TEXT SECTION:
- - -

Is that a perfect solution? Still not. There's room for improvement. E.g. I dislike:
- both, the human player and the computer player still have impact on the timing of the game, because they sleep themselves
- both players print messages to the console. That makes it hard to have a different UI for the game.
- the game class does not only know the rules of the game, it also has the UI built-in
- there's repetition for the items ("rock", "paper", "scissors") for which a typo could easily break the game.
However, the answer is already quite long and I'll leave it for now. Please come back with your next implementation and let us know how you improve from here.

- - -

SUPPLIED INFORMATION:
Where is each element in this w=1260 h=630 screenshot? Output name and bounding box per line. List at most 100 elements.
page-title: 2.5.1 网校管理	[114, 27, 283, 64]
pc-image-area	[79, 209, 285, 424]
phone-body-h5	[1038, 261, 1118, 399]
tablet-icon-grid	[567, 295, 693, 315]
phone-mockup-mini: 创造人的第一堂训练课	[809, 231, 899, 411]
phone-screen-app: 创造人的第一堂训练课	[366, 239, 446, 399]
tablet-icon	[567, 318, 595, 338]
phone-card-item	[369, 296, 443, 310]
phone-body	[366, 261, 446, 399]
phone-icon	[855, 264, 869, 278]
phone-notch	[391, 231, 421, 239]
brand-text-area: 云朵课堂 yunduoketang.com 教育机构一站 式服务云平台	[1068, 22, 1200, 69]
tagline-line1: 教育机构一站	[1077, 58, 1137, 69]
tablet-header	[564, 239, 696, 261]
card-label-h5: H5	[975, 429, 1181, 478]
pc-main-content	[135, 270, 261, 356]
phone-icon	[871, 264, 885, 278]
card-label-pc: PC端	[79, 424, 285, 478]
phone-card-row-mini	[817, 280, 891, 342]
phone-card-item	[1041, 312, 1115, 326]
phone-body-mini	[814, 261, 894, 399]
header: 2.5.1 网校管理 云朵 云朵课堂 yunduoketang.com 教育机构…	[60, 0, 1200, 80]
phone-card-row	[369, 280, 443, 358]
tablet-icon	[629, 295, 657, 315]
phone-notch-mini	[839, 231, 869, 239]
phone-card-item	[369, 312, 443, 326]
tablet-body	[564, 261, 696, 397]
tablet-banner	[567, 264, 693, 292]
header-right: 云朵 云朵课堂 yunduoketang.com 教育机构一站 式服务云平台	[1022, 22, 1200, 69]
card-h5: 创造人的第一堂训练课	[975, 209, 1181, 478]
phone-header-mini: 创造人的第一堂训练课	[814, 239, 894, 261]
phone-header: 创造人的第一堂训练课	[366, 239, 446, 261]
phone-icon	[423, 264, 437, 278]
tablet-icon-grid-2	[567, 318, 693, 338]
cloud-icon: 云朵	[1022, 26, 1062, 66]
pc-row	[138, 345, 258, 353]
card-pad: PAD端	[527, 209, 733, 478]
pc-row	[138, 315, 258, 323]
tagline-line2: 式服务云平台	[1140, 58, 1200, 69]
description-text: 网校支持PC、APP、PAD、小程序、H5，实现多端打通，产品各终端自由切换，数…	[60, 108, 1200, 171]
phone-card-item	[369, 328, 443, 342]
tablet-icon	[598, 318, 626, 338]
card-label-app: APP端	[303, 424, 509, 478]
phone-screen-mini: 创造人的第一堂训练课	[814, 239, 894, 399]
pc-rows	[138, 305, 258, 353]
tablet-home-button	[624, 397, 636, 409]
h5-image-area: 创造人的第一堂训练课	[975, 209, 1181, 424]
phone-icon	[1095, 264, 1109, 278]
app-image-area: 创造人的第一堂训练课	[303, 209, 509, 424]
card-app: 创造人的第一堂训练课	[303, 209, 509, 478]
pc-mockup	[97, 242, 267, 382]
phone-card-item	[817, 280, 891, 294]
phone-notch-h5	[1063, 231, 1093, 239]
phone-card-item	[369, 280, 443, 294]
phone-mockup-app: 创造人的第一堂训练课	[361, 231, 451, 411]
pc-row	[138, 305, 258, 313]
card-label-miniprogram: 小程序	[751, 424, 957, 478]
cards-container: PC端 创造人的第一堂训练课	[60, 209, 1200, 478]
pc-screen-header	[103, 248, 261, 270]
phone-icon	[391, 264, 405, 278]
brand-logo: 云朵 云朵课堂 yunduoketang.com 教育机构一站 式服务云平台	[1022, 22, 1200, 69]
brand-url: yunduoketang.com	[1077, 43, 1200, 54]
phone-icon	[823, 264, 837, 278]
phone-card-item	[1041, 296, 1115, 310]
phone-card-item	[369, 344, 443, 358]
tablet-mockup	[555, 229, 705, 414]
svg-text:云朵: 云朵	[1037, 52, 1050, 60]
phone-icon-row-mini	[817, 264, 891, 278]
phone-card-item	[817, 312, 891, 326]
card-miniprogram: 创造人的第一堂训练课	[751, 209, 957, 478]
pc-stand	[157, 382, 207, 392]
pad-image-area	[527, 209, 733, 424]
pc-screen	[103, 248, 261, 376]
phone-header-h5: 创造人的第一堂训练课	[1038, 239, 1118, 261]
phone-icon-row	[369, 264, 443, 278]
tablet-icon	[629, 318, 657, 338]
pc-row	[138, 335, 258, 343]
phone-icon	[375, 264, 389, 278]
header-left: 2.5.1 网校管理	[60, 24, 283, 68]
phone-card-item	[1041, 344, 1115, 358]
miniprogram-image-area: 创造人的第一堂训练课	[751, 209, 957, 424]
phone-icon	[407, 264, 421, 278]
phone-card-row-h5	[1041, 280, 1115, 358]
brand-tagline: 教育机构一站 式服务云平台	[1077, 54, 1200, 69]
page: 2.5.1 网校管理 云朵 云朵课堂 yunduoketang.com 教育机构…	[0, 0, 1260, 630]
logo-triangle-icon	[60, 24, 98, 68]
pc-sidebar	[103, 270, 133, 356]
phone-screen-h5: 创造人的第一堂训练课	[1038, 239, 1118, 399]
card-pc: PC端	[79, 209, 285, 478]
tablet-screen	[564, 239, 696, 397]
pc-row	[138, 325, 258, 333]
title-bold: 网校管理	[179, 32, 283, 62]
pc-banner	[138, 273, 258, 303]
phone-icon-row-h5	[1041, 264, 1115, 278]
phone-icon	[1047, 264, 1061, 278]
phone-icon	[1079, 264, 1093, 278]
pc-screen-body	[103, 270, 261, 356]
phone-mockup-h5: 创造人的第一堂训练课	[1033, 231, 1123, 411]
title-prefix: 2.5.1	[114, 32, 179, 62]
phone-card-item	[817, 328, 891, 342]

- - -

SET OF TASKS:
[1] In the game code review, what does the game class have built in besides knowing the rules of the game?
[2] List every point the writer of the game code review says they dislike.
[3] From the game code review, output the passage starting at "Is that a perfect" and ending at "improve from here.".

SOLUTIONS BY TASK:
[1] The UI.

[2]
- Both the human player and the computer player still have an impact on the timing of the game, because they sleep themselves.
- Both players print messages to the console, which makes it hard to have a different UI for the game.
- The game class knows the rules of the game and also has the UI built in.
- The items ("rock", "paper", "scissors") are repeated, so a typo could easily break the game.

[3]
Is that a perfect solution? Still not. There's room for improvement. E.g. I dislike:
- both, the human player and the computer player still have impact on the timing of the game, because they sleep themselves
- both players print messages to the console. That makes it hard to have a different UI for the game.
- the game class does not only know the rules of the game, it also has the UI built-in
- there's repetition for the items ("rock", "paper", "scissors") for which a typo could easily break the game.
However, the answer is already quite long and I'll leave it for now. Please come back with your next implementation and let us know how you improve from here.